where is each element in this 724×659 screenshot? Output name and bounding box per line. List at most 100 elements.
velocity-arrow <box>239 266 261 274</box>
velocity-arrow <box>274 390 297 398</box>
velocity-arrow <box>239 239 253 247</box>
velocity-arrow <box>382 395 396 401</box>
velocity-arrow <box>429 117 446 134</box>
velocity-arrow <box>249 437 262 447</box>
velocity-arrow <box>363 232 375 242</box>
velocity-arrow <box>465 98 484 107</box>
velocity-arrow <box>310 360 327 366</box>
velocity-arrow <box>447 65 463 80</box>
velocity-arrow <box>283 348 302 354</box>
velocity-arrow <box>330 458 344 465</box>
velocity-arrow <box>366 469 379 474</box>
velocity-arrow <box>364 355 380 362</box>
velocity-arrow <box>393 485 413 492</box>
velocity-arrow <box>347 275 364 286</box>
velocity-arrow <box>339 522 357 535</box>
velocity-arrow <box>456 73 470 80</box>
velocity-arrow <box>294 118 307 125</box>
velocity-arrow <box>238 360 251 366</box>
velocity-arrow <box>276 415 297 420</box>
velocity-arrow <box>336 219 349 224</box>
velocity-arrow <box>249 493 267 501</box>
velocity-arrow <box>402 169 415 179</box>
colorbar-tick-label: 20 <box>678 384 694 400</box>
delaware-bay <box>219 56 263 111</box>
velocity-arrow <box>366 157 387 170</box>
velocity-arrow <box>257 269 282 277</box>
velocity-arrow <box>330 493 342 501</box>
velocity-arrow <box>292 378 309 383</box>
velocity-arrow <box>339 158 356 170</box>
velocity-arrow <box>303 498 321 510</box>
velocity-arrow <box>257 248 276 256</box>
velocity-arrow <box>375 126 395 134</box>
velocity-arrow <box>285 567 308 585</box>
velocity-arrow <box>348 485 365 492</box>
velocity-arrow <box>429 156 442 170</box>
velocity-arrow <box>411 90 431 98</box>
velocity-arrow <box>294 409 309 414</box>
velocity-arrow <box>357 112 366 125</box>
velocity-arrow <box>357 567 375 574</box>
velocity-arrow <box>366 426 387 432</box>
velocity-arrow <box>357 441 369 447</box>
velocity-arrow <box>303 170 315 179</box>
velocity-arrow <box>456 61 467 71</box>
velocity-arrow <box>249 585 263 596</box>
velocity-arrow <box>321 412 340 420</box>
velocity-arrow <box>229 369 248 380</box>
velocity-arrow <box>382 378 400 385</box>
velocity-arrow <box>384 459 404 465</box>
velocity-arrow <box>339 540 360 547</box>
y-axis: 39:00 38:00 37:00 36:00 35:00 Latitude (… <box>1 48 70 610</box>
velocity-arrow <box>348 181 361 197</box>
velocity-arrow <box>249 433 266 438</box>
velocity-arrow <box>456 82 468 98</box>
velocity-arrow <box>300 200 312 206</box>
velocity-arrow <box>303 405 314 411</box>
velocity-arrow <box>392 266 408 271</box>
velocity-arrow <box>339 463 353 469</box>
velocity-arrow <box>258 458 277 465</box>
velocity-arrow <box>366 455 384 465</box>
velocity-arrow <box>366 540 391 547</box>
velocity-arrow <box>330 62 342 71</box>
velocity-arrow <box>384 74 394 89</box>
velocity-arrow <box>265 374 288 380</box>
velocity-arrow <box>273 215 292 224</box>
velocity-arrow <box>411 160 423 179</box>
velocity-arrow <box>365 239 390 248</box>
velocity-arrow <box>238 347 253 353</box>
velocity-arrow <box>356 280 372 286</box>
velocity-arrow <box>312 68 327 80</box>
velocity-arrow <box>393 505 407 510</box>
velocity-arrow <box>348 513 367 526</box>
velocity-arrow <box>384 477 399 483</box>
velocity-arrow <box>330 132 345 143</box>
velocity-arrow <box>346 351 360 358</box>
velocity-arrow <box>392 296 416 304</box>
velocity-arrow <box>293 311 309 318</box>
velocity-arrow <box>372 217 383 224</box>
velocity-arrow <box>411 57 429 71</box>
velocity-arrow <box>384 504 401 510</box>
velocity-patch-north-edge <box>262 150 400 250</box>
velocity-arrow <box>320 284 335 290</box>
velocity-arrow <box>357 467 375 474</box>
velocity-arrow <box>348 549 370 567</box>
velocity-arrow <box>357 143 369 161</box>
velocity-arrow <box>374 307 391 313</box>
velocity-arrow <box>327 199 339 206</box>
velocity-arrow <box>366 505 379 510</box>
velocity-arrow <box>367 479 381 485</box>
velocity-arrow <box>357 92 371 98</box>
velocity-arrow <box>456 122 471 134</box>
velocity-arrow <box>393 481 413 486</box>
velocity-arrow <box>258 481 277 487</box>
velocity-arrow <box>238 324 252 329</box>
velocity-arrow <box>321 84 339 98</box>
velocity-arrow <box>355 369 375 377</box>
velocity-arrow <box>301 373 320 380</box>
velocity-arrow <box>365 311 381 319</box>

+-------+

Task to carry out → Please reproduce the rows word for word, beginning with the first row and stopping after the row that contains "velocity-arrow <box>375 126 395 134</box>".

The completed task →
where is each element in this 724×659 screenshot? Output name and bounding box per line. List at most 100 elements.
velocity-arrow <box>239 266 261 274</box>
velocity-arrow <box>274 390 297 398</box>
velocity-arrow <box>239 239 253 247</box>
velocity-arrow <box>382 395 396 401</box>
velocity-arrow <box>429 117 446 134</box>
velocity-arrow <box>249 437 262 447</box>
velocity-arrow <box>363 232 375 242</box>
velocity-arrow <box>465 98 484 107</box>
velocity-arrow <box>310 360 327 366</box>
velocity-arrow <box>447 65 463 80</box>
velocity-arrow <box>283 348 302 354</box>
velocity-arrow <box>330 458 344 465</box>
velocity-arrow <box>366 469 379 474</box>
velocity-arrow <box>364 355 380 362</box>
velocity-arrow <box>393 485 413 492</box>
velocity-arrow <box>347 275 364 286</box>
velocity-arrow <box>339 522 357 535</box>
velocity-arrow <box>456 73 470 80</box>
velocity-arrow <box>294 118 307 125</box>
velocity-arrow <box>238 360 251 366</box>
velocity-arrow <box>276 415 297 420</box>
velocity-arrow <box>336 219 349 224</box>
velocity-arrow <box>249 493 267 501</box>
velocity-arrow <box>402 169 415 179</box>
colorbar-tick-label: 20 <box>678 384 694 400</box>
delaware-bay <box>219 56 263 111</box>
velocity-arrow <box>366 157 387 170</box>
velocity-arrow <box>257 269 282 277</box>
velocity-arrow <box>330 493 342 501</box>
velocity-arrow <box>292 378 309 383</box>
velocity-arrow <box>339 158 356 170</box>
velocity-arrow <box>303 498 321 510</box>
velocity-arrow <box>257 248 276 256</box>
velocity-arrow <box>375 126 395 134</box>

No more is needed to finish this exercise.